> Prompt A:
In the rows, copy the part that opens with the line containing "Decompose this screenshot" and closes with the line containing "- site-logo[interactable]: Fato", swapping "welcome-poem" for "intro-poem" and leaving everything else as it is.

•••••

The Rev. Al Sharpton challenged young Black men to respect women and reminded them that two of the leading figures in the civil rights movement of the 1960s, Rosa Parks and Fannie Lou Hamer, were women.
One by one, 50 speakers called attention to contemporary issues like policing tactics and voter disenfranchisement to argue that in so many ways the country continues to struggle, as civil rights activist Reverend Al Sharpton put it, with “issues that have stood in the way” of fulfilling King’s dream.
Sharpton, the co-organizer of the march along with Martin Luther King III, the son of the slain civil rights leader, said that the Supreme Court’s decision in June to strike down a key anti-discrimination provision of the Voting Rights Act of 1965 was an example that the nation is moving in the wrong direction when it comes to civil rights.
“They are changing laws all over this country,” said Sharpton, the MSNBC host and founder and president of National Action Network, the civil rights organization he founded in 1991. “Congress needs to deal with what the Supreme Court has done.”

•••••

> Prompt B:
In the passage about the civil rights march, who co-organized the march with Sharpton?

> Records supplied:
•••••

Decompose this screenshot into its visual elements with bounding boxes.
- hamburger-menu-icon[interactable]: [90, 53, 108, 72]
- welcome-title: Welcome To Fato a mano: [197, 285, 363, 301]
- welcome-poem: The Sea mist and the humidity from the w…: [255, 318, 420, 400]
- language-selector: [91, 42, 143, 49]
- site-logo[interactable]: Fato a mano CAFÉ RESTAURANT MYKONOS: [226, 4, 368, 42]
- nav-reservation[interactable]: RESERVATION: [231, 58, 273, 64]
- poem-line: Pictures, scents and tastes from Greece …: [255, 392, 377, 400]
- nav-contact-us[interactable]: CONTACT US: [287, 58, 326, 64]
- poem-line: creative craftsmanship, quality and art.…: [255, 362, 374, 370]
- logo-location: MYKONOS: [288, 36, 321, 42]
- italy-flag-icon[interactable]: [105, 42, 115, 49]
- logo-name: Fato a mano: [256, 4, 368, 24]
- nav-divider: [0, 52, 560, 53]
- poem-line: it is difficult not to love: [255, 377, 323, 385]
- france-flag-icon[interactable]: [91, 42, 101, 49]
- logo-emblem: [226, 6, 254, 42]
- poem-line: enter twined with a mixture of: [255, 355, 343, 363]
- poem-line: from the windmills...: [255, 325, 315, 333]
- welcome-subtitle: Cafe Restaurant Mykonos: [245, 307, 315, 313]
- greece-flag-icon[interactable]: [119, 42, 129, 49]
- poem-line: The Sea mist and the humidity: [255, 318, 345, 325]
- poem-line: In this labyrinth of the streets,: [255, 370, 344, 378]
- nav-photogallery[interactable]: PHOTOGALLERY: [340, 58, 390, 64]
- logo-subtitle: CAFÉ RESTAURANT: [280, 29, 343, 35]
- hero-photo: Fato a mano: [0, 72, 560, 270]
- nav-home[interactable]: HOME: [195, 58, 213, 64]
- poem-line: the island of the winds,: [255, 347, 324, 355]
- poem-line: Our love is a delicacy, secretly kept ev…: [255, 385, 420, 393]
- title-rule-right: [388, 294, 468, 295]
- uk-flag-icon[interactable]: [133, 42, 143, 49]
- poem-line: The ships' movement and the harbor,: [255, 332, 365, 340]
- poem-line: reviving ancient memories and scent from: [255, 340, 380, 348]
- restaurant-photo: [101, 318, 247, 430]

•••••

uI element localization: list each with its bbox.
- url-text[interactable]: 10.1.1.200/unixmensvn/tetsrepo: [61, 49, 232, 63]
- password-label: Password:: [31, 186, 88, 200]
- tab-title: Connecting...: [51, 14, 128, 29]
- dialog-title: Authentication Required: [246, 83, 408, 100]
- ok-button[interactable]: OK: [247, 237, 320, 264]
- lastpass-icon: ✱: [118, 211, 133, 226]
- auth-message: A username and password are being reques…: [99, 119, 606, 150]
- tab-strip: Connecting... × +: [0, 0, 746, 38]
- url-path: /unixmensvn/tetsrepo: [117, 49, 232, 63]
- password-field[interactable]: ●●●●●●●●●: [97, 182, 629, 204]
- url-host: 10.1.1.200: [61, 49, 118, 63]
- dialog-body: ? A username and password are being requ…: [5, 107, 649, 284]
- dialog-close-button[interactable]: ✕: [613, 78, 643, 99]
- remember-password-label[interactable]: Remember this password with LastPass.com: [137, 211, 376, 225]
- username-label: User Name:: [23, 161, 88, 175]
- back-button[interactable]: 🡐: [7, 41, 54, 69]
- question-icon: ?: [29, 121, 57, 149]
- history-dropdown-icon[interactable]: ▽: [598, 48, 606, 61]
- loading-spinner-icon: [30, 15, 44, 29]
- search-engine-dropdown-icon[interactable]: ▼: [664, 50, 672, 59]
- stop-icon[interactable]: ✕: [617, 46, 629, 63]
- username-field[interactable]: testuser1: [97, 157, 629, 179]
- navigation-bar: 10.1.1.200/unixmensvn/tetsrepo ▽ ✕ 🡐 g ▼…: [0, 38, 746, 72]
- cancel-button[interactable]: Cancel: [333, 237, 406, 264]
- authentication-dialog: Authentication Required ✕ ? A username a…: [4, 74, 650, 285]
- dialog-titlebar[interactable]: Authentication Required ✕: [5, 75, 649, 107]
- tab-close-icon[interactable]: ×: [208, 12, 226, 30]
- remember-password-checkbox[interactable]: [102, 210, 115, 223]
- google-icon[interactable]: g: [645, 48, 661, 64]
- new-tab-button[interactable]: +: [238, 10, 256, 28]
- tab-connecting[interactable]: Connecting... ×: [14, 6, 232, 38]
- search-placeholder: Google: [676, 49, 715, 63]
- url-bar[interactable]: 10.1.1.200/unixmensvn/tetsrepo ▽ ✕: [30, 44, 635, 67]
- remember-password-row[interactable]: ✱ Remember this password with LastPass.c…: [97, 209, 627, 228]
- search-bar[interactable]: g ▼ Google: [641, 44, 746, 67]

•••••

> Correct response A:
Decompose this screenshot into its visual elements with bounding boxes.
- hamburger-menu-icon[interactable]: [90, 53, 108, 72]
- welcome-title: Welcome To Fato a mano: [197, 285, 363, 301]
- intro-poem: The Sea mist and the humidity from the w…: [255, 318, 420, 400]
- language-selector: [91, 42, 143, 49]
- site-logo[interactable]: Fato a mano CAFÉ RESTAURANT MYKONOS: [226, 4, 368, 42]

> Correct response B:
Martin Luther King III, the son of the slain civil rights leader.